Exclude all pictures, then copy each of the records exactly as written.

┌──

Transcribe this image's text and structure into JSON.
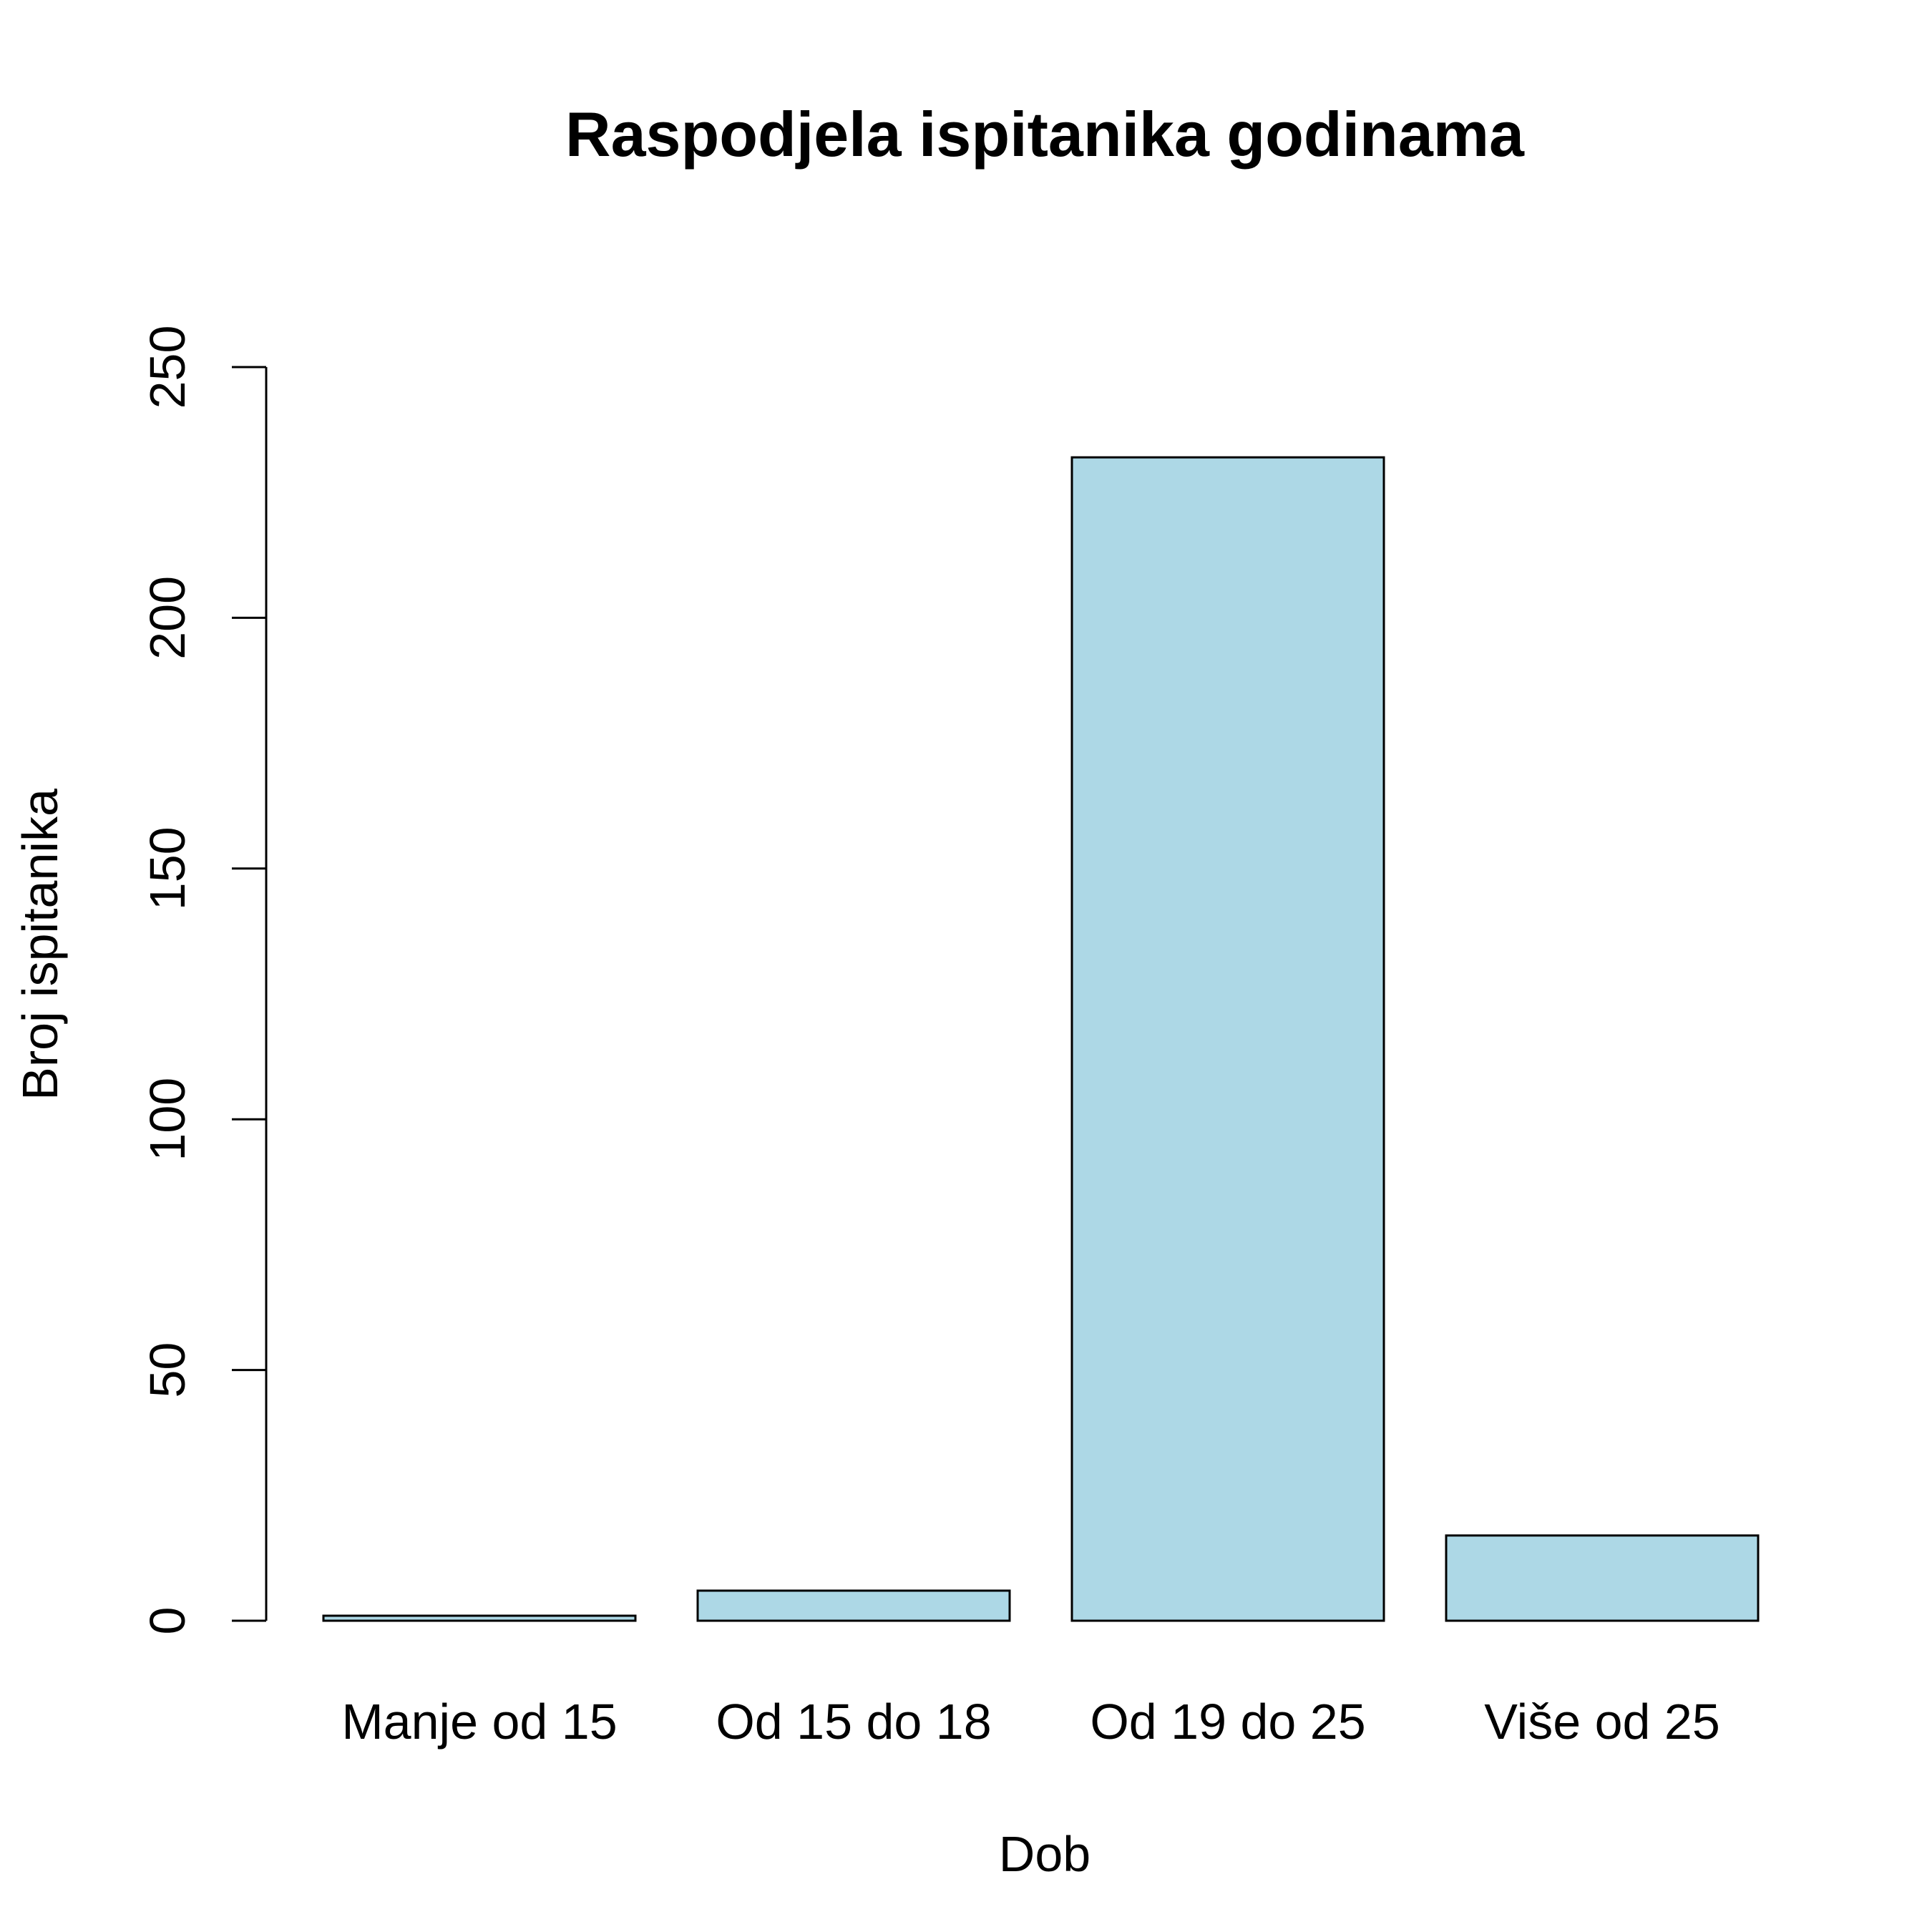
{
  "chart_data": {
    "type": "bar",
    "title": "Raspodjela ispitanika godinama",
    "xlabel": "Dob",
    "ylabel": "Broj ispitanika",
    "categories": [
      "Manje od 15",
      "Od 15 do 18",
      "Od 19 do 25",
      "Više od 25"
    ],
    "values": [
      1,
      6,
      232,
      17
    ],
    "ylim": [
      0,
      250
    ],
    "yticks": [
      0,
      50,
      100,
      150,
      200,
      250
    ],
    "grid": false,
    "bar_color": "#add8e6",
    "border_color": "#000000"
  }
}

└──

## Task response
Transcribe this image's text and structure into JSON.
{
  "chart_data": {
    "type": "bar",
    "title": "Raspodjela ispitanika godinama",
    "xlabel": "Dob",
    "ylabel": "Broj ispitanika",
    "categories": [
      "Manje od 15",
      "Od 15 do 18",
      "Od 19 do 25",
      "Više od 25"
    ],
    "values": [
      1,
      6,
      232,
      17
    ],
    "ylim": [
      0,
      250
    ],
    "yticks": [
      0,
      50,
      100,
      150,
      200,
      250
    ],
    "grid": false,
    "bar_color": "#add8e6",
    "border_color": "#000000"
  }
}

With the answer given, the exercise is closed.